Task input:
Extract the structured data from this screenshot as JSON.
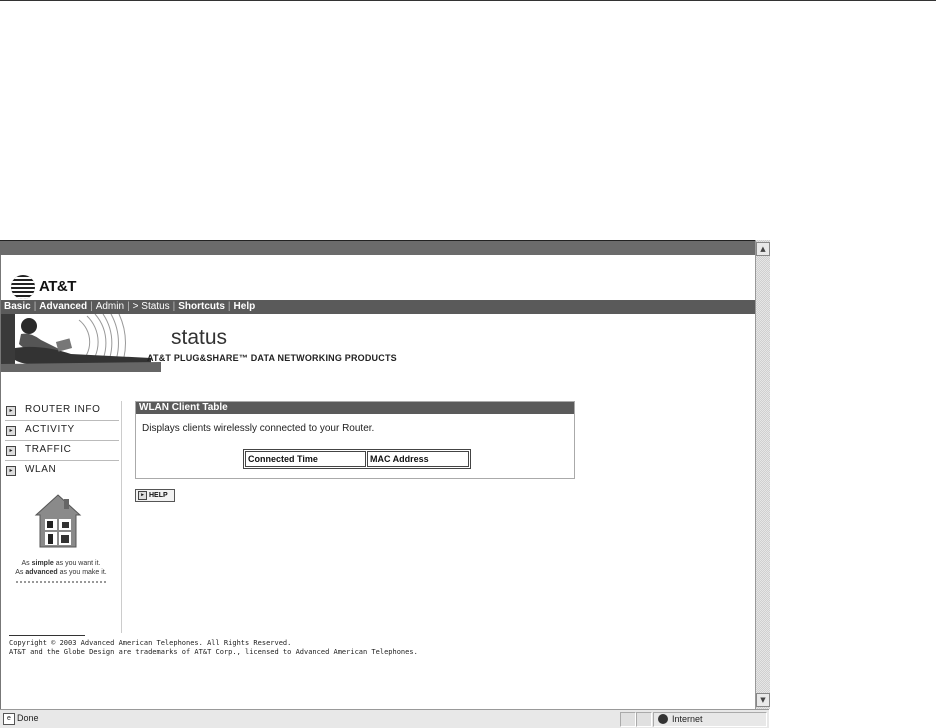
{
  "page": {
    "brand": "AT&T",
    "nav": [
      {
        "label": "Basic",
        "bold": true
      },
      {
        "label": "Advanced",
        "bold": true
      },
      {
        "label": "Admin",
        "bold": false
      },
      {
        "label": "> Status",
        "bold": false
      },
      {
        "label": "Shortcuts",
        "bold": true
      },
      {
        "label": "Help",
        "bold": true
      }
    ],
    "banner_title": "status",
    "banner_subtitle": "AT&T PLUG&SHARE™ DATA NETWORKING PRODUCTS",
    "sidebar": [
      {
        "label": "ROUTER INFO"
      },
      {
        "label": "ACTIVITY"
      },
      {
        "label": "TRAFFIC"
      },
      {
        "label": "WLAN"
      }
    ],
    "tagline": {
      "line1_pre": "As ",
      "line1_bold": "simple",
      "line1_post": " as you want it.",
      "line2_pre": "As ",
      "line2_bold": "advanced",
      "line2_post": " as you make it."
    },
    "panel": {
      "title": "WLAN Client Table",
      "description": "Displays clients wirelessly connected to your Router.",
      "columns": [
        "Connected Time",
        "MAC Address"
      ]
    },
    "help_label": "HELP",
    "footer": {
      "line1": "Copyright © 2003 Advanced American Telephones. All Rights Reserved.",
      "line2": "AT&T and the Globe Design are trademarks of AT&T Corp., licensed to Advanced American Telephones."
    }
  },
  "statusbar": {
    "text": "Done",
    "zone": "Internet"
  },
  "colors": {
    "nav_bg": "#5a5a5a",
    "panel_header_bg": "#5a5a5a"
  }
}
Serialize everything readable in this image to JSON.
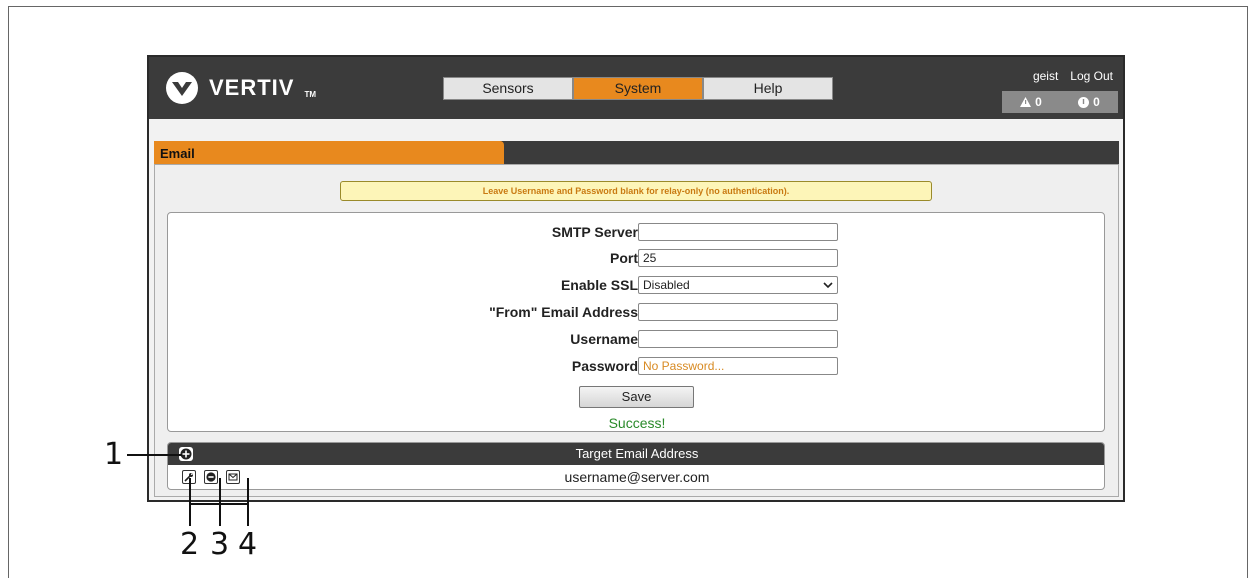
{
  "brand": {
    "name": "VERTIV",
    "tm": "TM"
  },
  "nav": {
    "tabs": [
      {
        "label": "Sensors"
      },
      {
        "label": "System"
      },
      {
        "label": "Help"
      }
    ],
    "active": "System"
  },
  "user": {
    "name": "geist",
    "logout": "Log Out"
  },
  "alerts": {
    "warnings": "0",
    "errors": "0"
  },
  "section": {
    "tab_label": "Email"
  },
  "notice": "Leave Username and Password blank for relay-only (no authentication).",
  "form": {
    "smtp_server": {
      "label": "SMTP Server",
      "value": ""
    },
    "port": {
      "label": "Port",
      "value": "25"
    },
    "enable_ssl": {
      "label": "Enable SSL",
      "value": "Disabled"
    },
    "from_address": {
      "label": "\"From\" Email Address",
      "value": ""
    },
    "username": {
      "label": "Username",
      "value": ""
    },
    "password": {
      "label": "Password",
      "placeholder": "No Password..."
    },
    "save_label": "Save",
    "status": "Success!"
  },
  "targets": {
    "header": "Target Email Address",
    "rows": [
      {
        "email": "username@server.com"
      }
    ]
  },
  "callouts": {
    "c1": "1",
    "c2": "2",
    "c3": "3",
    "c4": "4"
  },
  "colors": {
    "accent": "#e8891e",
    "header_bg": "#3b3b3b",
    "success": "#2a8a2a"
  }
}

What to produce:
Examine the entries and report how many of their lines contain the string "this", giving no more than the number.

Answer in full:
2